PROVIDED PASSAGE:
Similarity search is typically reduced to k-nearest neighbor search in high-dimensional space, where objects are represented as high-dimensional vectors and their (dis)similarity is evaluated using a distance measure such as the Euclidean distance. High-dimensional similarity search is hard, because objects often contain 100s-1000s of dimensions, and these dimensions need to be processed as a single entity not as individual values. Similarity search algorithms can either return exact or approximate answers. Exact methods are expensive while approximate methods sacrifice accuracy to achieve better efficiency. We call the methods that do not provide any guarantees on the results ng-approximate, and those that provide guarantees on the approximation error, δ-ϵ-approximate methods, where ϵ is the approximation error and δ, the probability that ϵ will not be exceeded. When δ = 1, a δ-ϵ-approximate method becomes ϵ-approximate, and when ϵ = 0, an ϵ-approximate method becomes exact. Figure 1 illustrates the different flavors of the similarity search problem.

The Past & Present

Similarity search has been studied in the past three decades by different communities often using diverse and conflicting terminology. We present a unified terminology and a taxonomy (Fig 2; non-exhaustive) for similarity search techniques that reconciles the terminology used in the literature [9,10].

TASK BRIEF:
Copy the similarity search text between "The Past & Present" and "the literature [9,10].", inclusive, replacing "terminology" with "vocabulary" wherever it appears.

RAW RECORDS:
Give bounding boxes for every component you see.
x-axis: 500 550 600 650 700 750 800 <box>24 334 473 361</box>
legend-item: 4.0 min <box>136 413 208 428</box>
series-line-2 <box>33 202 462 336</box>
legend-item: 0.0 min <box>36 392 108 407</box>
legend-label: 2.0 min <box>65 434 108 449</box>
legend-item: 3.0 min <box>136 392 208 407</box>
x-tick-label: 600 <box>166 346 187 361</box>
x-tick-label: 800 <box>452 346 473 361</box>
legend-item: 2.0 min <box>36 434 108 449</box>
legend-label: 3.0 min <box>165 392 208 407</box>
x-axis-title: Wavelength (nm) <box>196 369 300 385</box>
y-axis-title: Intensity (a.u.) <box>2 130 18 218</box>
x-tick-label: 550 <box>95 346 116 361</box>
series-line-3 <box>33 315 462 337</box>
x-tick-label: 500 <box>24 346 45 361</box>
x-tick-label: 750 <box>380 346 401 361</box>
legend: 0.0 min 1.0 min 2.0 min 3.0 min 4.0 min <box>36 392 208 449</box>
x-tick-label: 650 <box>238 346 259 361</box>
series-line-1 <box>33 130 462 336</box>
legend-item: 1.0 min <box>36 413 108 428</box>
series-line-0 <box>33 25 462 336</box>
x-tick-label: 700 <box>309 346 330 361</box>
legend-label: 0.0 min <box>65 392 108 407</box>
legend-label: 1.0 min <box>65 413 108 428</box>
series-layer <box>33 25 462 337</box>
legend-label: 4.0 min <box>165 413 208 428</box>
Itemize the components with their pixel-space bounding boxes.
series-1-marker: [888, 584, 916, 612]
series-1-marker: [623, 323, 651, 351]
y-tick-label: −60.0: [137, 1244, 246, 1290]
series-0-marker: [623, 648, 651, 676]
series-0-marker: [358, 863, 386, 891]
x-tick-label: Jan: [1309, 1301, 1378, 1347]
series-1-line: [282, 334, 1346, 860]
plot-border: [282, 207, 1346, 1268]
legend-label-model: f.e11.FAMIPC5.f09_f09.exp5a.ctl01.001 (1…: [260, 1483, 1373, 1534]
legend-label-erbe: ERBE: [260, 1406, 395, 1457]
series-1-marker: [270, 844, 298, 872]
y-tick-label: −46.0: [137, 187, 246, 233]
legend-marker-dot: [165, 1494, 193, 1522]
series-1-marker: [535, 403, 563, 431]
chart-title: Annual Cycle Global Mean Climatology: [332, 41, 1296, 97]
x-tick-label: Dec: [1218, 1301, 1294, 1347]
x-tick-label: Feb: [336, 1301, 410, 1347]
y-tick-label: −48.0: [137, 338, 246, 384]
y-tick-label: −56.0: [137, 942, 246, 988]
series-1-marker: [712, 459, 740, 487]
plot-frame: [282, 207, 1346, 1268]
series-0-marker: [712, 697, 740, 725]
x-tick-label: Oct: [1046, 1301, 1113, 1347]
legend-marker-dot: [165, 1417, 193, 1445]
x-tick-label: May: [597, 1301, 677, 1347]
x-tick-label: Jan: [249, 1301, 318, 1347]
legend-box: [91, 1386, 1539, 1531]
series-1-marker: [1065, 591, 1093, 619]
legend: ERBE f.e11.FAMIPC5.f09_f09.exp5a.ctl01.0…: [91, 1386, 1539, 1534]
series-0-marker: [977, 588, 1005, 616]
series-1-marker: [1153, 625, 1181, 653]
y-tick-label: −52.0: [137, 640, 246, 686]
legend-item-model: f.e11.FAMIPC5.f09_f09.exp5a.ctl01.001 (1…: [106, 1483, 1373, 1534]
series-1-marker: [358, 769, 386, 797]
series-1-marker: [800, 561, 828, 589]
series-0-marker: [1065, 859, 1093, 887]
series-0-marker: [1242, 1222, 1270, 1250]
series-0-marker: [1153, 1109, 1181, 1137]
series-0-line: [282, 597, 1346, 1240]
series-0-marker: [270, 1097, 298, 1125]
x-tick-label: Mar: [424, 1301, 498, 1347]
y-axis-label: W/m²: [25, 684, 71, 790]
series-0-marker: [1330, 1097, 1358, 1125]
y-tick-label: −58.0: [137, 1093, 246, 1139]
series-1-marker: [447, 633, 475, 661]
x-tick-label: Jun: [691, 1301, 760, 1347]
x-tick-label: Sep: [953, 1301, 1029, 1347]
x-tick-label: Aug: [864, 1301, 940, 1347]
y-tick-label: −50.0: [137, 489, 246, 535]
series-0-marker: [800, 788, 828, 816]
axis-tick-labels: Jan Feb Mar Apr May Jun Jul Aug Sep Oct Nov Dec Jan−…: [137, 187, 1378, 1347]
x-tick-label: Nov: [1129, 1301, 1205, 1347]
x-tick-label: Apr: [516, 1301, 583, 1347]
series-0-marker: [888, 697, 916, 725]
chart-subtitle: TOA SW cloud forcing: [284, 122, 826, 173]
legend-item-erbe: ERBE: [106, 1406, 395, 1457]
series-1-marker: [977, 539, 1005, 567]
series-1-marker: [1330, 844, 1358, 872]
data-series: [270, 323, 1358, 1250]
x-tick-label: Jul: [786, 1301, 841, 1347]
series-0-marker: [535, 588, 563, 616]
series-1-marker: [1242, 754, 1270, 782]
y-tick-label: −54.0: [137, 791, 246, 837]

FINAL RESULT:
The Past & Present

Similarity search has been studied in the past three decades by different communities often using diverse and conflicting vocabulary. We present a unified vocabulary and a taxonomy (Fig 2; non-exhaustive) for similarity search techniques that reconciles the vocabulary used in the literature [9,10].